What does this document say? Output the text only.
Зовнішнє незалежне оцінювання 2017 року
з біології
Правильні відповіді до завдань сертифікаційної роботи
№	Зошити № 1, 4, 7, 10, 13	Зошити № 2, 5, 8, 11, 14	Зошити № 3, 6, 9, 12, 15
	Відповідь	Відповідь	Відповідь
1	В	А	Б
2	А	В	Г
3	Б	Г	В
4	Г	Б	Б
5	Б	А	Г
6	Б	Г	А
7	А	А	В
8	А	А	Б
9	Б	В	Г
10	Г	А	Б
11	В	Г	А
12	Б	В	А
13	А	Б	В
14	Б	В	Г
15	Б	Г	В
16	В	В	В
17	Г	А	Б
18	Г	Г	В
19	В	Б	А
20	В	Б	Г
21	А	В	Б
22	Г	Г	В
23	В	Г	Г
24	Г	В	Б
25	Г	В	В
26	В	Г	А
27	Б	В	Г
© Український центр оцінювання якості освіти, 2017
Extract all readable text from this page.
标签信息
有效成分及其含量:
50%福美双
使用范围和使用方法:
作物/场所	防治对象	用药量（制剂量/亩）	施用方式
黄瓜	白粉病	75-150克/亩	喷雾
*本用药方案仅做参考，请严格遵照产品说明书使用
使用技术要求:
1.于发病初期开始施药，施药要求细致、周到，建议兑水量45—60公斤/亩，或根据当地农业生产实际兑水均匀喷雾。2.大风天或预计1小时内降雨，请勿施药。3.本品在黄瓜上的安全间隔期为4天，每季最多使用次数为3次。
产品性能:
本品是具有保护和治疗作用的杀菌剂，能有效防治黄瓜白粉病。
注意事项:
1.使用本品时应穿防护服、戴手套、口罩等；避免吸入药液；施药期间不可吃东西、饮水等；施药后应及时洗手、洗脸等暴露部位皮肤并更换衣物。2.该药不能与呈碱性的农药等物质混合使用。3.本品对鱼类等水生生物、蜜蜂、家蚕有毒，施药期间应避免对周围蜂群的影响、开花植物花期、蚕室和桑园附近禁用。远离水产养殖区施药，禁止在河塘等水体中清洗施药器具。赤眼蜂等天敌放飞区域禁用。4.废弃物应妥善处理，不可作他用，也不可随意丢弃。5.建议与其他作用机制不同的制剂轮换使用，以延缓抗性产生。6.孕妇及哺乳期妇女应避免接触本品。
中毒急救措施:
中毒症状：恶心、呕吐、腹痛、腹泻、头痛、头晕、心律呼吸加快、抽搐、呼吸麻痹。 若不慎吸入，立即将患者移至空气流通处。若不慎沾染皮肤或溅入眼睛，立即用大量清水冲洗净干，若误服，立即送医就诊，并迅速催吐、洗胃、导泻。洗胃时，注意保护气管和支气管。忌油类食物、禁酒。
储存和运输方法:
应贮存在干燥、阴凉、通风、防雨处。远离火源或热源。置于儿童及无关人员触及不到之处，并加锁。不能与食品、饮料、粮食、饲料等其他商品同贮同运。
=-=-=
● **DIRECTIONS FOR THIS TASK**:
Take the listing above and write it out again exactly.

● **TASK RESPONSE**:
What does this document say? Output the text only.
Зовнішнє незалежне оцінювання 2017 року
з біології
Правильні відповіді до завдань сертифікаційної роботи
№	Зошити № 1, 4, 7, 10, 13	Зошити № 2, 5, 8, 11, 14	Зошити № 3, 6, 9, 12, 15
	Відповідь	Відповідь	Відповідь
1	В	А	Б
2	А	В	Г
3	Б	Г	В
4	Г	Б	Б
5	Б	А	Г
6	Б	Г	А
7	А	А	В
8	А	А	Б
9	Б	В	Г
10	Г	А	Б
11	В	Г	А
12	Б	В	А
13	А	Б	В
14	Б	В	Г
15	Б	Г	В
16	В	В	В
17	Г	А	Б
18	Г	Г	В
19	В	Б	А
20	В	Б	Г
21	А	В	Б
22	Г	Г	В
23	В	Г	Г
24	Г	В	Б
25	Г	В	В
26	В	Г	А
27	Б	В	Г
© Український центр оцінювання якості освіти, 2017
Extract all readable text from this page.
标签信息
有效成分及其含量:
50%福美双
使用范围和使用方法:
作物/场所	防治对象	用药量（制剂量/亩）	施用方式
黄瓜	白粉病	75-150克/亩	喷雾
*本用药方案仅做参考，请严格遵照产品说明书使用
使用技术要求:
1.于发病初期开始施药，施药要求细致、周到，建议兑水量45—60公斤/亩，或根据当地农业生产实际兑水均匀喷雾。2.大风天或预计1小时内降雨，请勿施药。3.本品在黄瓜上的安全间隔期为4天，每季最多使用次数为3次。
产品性能:
本品是具有保护和治疗作用的杀菌剂，能有效防治黄瓜白粉病。
注意事项:
1.使用本品时应穿防护服、戴手套、口罩等；避免吸入药液；施药期间不可吃东西、饮水等；施药后应及时洗手、洗脸等暴露部位皮肤并更换衣物。2.该药不能与呈碱性的农药等物质混合使用。3.本品对鱼类等水生生物、蜜蜂、家蚕有毒，施药期间应避免对周围蜂群的影响、开花植物花期、蚕室和桑园附近禁用。远离水产养殖区施药，禁止在河塘等水体中清洗施药器具。赤眼蜂等天敌放飞区域禁用。4.废弃物应妥善处理，不可作他用，也不可随意丢弃。5.建议与其他作用机制不同的制剂轮换使用，以延缓抗性产生。6.孕妇及哺乳期妇女应避免接触本品。
中毒急救措施:
中毒症状：恶心、呕吐、腹痛、腹泻、头痛、头晕、心律呼吸加快、抽搐、呼吸麻痹。 若不慎吸入，立即将患者移至空气流通处。若不慎沾染皮肤或溅入眼睛，立即用大量清水冲洗净干，若误服，立即送医就诊，并迅速催吐、洗胃、导泻。洗胃时，注意保护气管和支气管。忌油类食物、禁酒。
储存和运输方法:
应贮存在干燥、阴凉、通风、防雨处。远离火源或热源。置于儿童及无关人员触及不到之处，并加锁。不能与食品、饮料、粮食、饲料等其他商品同贮同运。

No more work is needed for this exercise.